Transcribe the material exactly. Images do not belong in the copy.

---*---

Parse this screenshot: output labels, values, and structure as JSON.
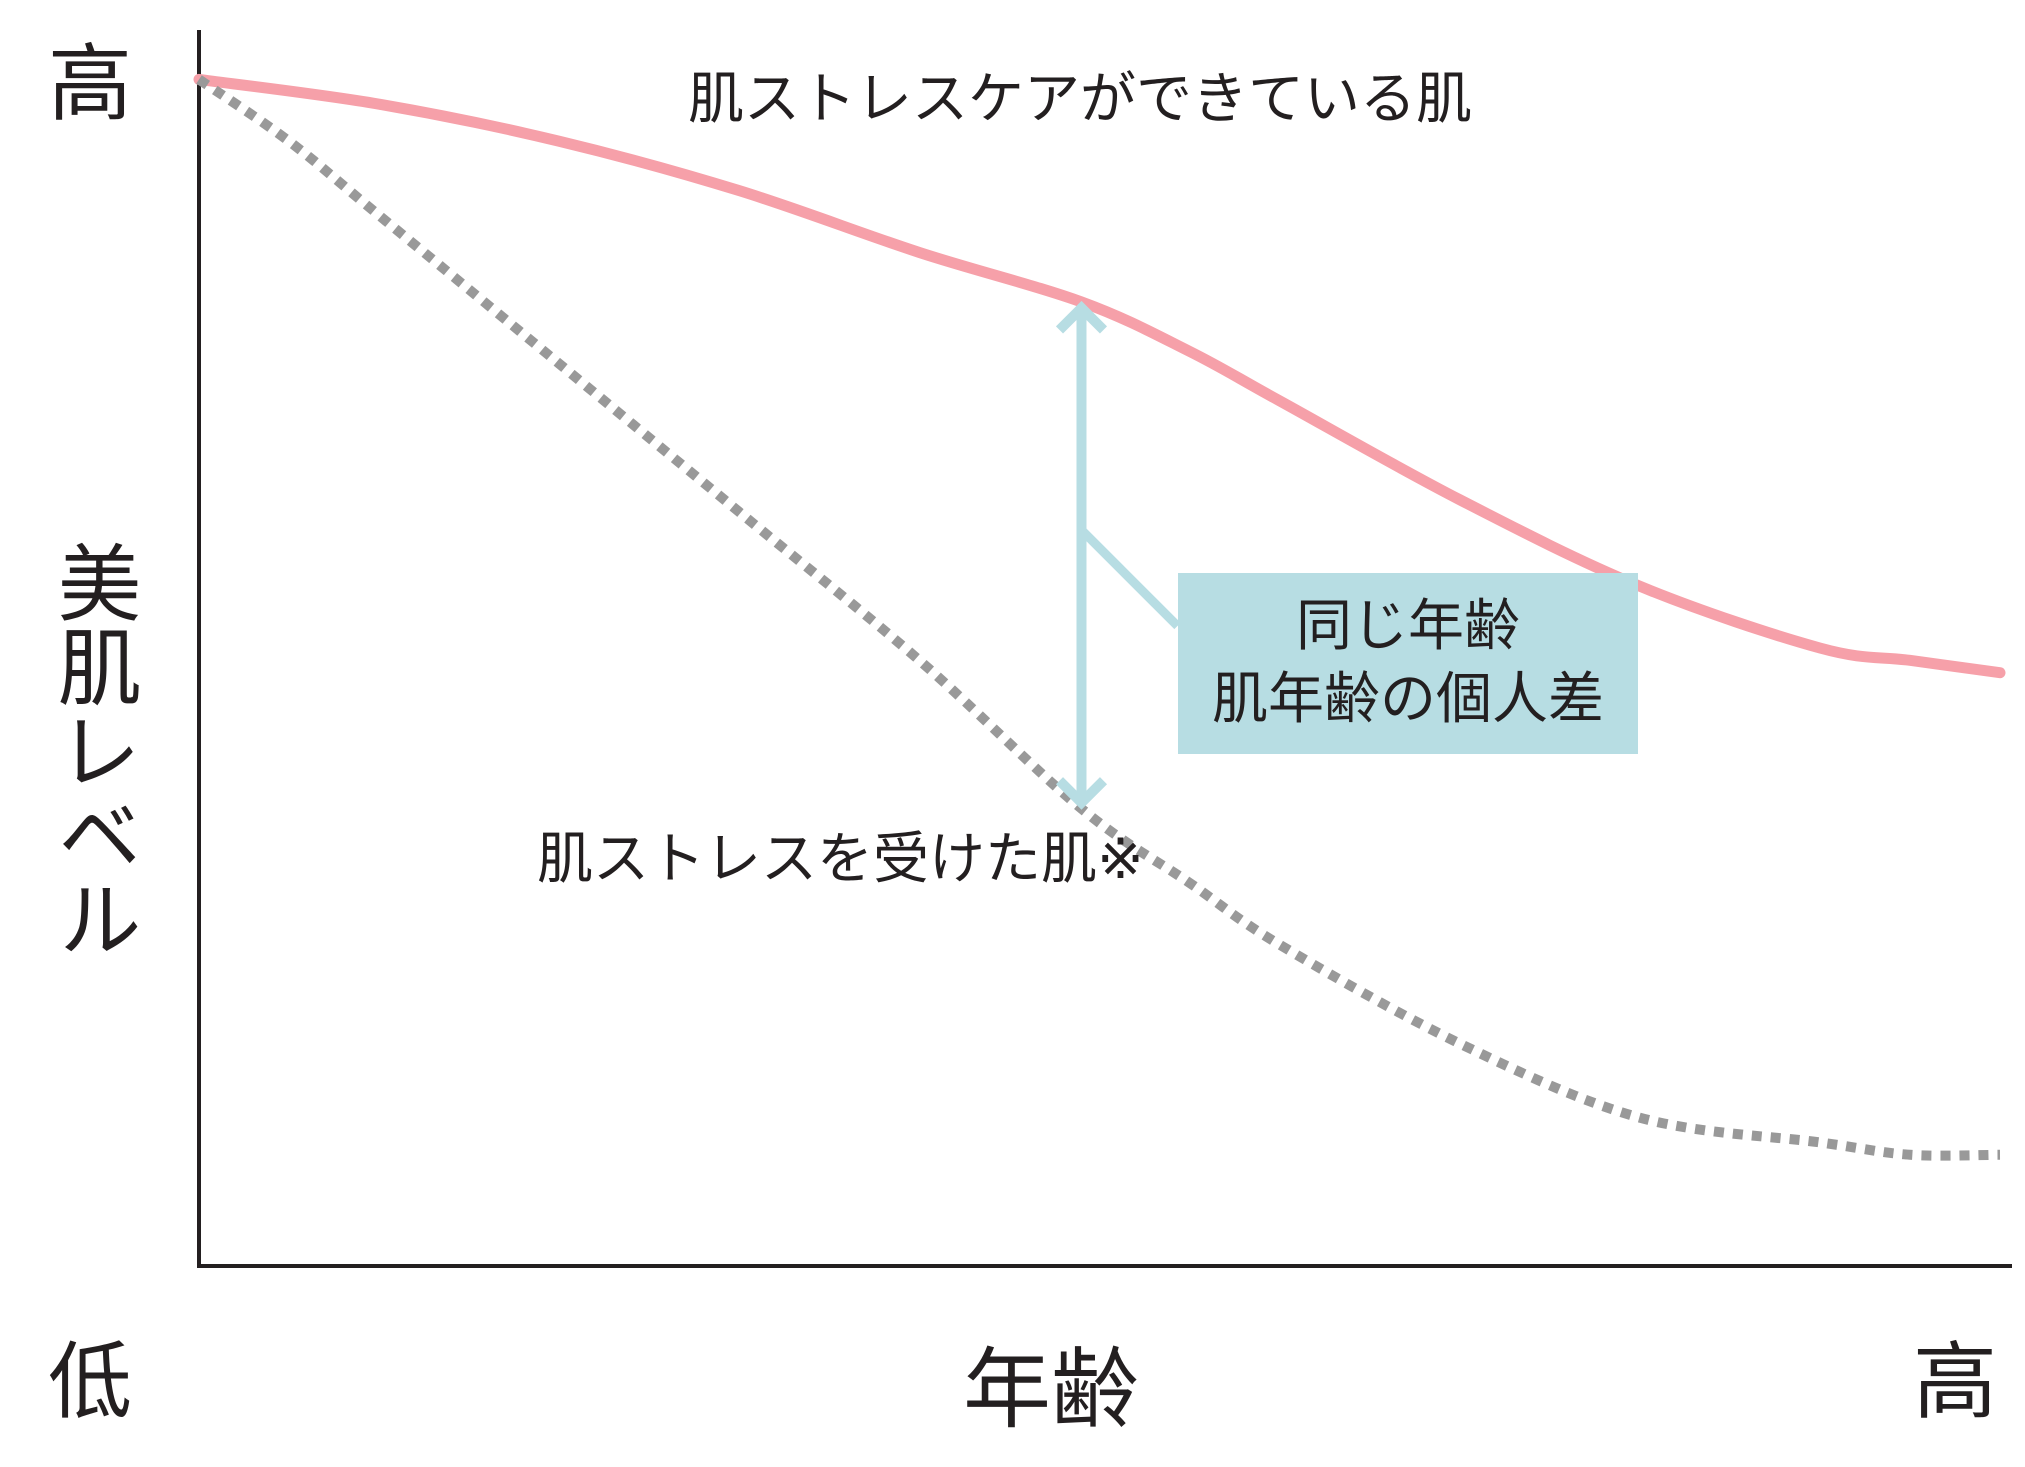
{
  "chart_data": {
    "type": "line",
    "title": "",
    "xlabel": "年齢",
    "ylabel": "美肌レベル",
    "x_tick_labels": [
      "低",
      "高"
    ],
    "y_tick_labels": {
      "high": "高",
      "low": "低"
    },
    "xlim": [
      0,
      1
    ],
    "ylim": [
      0,
      1
    ],
    "grid": false,
    "series": [
      {
        "name": "肌ストレスケアができている肌",
        "style": "solid",
        "color": "#f6a0a9",
        "x": [
          0,
          0.1,
          0.2,
          0.3,
          0.4,
          0.49,
          0.55,
          0.6,
          0.7,
          0.8,
          0.9,
          0.95,
          1.0
        ],
        "y": [
          0.96,
          0.94,
          0.91,
          0.87,
          0.82,
          0.78,
          0.74,
          0.7,
          0.62,
          0.55,
          0.5,
          0.49,
          0.48
        ]
      },
      {
        "name": "肌ストレスを受けた肌※",
        "style": "dotted",
        "color": "#999999",
        "x": [
          0,
          0.05,
          0.1,
          0.2,
          0.3,
          0.4,
          0.49,
          0.55,
          0.6,
          0.7,
          0.8,
          0.9,
          0.95,
          1.0
        ],
        "y": [
          0.96,
          0.91,
          0.85,
          0.73,
          0.61,
          0.49,
          0.37,
          0.31,
          0.26,
          0.18,
          0.12,
          0.1,
          0.09,
          0.09
        ]
      }
    ],
    "annotations": [
      {
        "type": "double-arrow",
        "x": 0.49,
        "from_y": 0.37,
        "to_y": 0.78,
        "color": "#b7dde3",
        "callout_lines": [
          "同じ年齢",
          "肌年齢の個人差"
        ]
      }
    ]
  },
  "labels": {
    "y_high": "高",
    "x_low": "低",
    "x_high": "高",
    "y_title": "美肌レベル",
    "x_title": "年齢",
    "series_top": "肌ストレスケアができている肌",
    "series_bottom": "肌ストレスを受けた肌※",
    "callout_line1": "同じ年齢",
    "callout_line2": "肌年齢の個人差"
  },
  "colors": {
    "axis": "#231f20",
    "good_skin_line": "#f6a0a9",
    "stressed_skin_line": "#999999",
    "callout_bg": "#b7dde3",
    "arrow": "#b7dde3"
  }
}
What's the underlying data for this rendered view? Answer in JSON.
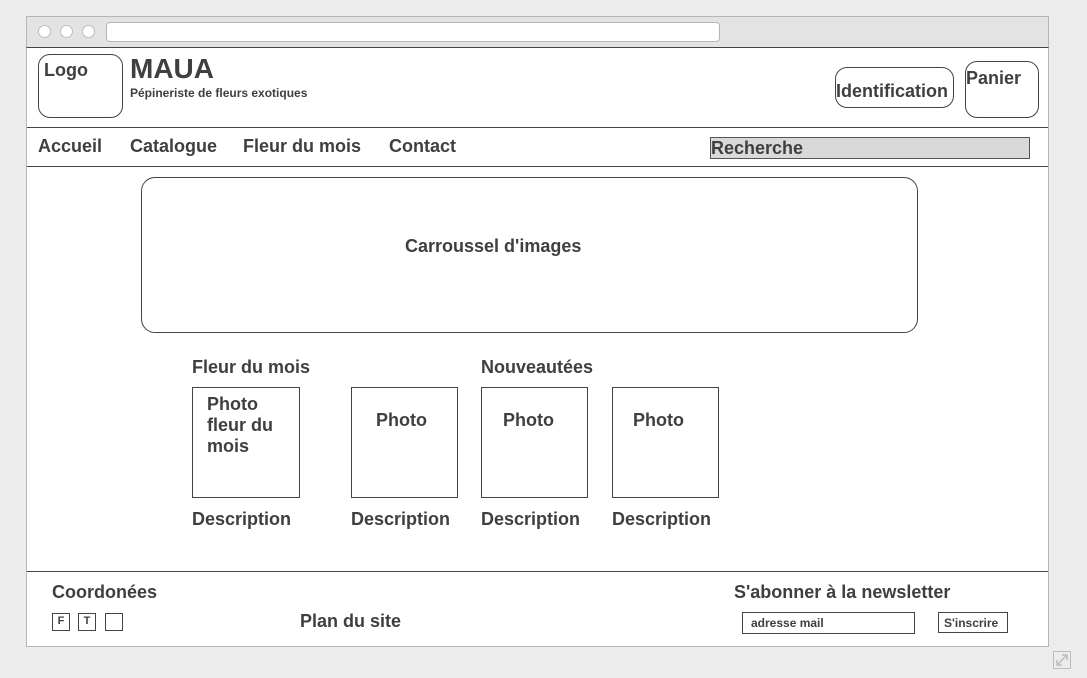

---*---

# FINAL ANSWER:
Parse this screenshot: output labels, values, and structure as JSON.
{
  "chart_data": {
    "type": "line",
    "title": "",
    "xlabel": "年齢",
    "ylabel": "美肌レベル",
    "x_tick_labels": [
      "低",
      "高"
    ],
    "y_tick_labels": {
      "high": "高",
      "low": "低"
    },
    "xlim": [
      0,
      1
    ],
    "ylim": [
      0,
      1
    ],
    "grid": false,
    "series": [
      {
        "name": "肌ストレスケアができている肌",
        "style": "solid",
        "color": "#f6a0a9",
        "x": [
          0,
          0.1,
          0.2,
          0.3,
          0.4,
          0.49,
          0.55,
          0.6,
          0.7,
          0.8,
          0.9,
          0.95,
          1.0
        ],
        "y": [
          0.96,
          0.94,
          0.91,
          0.87,
          0.82,
          0.78,
          0.74,
          0.7,
          0.62,
          0.55,
          0.5,
          0.49,
          0.48
        ]
      },
      {
        "name": "肌ストレスを受けた肌※",
        "style": "dotted",
        "color": "#999999",
        "x": [
          0,
          0.05,
          0.1,
          0.2,
          0.3,
          0.4,
          0.49,
          0.55,
          0.6,
          0.7,
          0.8,
          0.9,
          0.95,
          1.0
        ],
        "y": [
          0.96,
          0.91,
          0.85,
          0.73,
          0.61,
          0.49,
          0.37,
          0.31,
          0.26,
          0.18,
          0.12,
          0.1,
          0.09,
          0.09
        ]
      }
    ],
    "annotations": [
      {
        "type": "double-arrow",
        "x": 0.49,
        "from_y": 0.37,
        "to_y": 0.78,
        "color": "#b7dde3",
        "callout_lines": [
          "同じ年齢",
          "肌年齢の個人差"
        ]
      }
    ]
  },
  "labels": {
    "y_high": "高",
    "x_low": "低",
    "x_high": "高",
    "y_title": "美肌レベル",
    "x_title": "年齢",
    "series_top": "肌ストレスケアができている肌",
    "series_bottom": "肌ストレスを受けた肌※",
    "callout_line1": "同じ年齢",
    "callout_line2": "肌年齢の個人差"
  },
  "colors": {
    "axis": "#231f20",
    "good_skin_line": "#f6a0a9",
    "stressed_skin_line": "#999999",
    "callout_bg": "#b7dde3",
    "arrow": "#b7dde3"
  }
}
What's the underlying data for this rendered view? Answer in JSON.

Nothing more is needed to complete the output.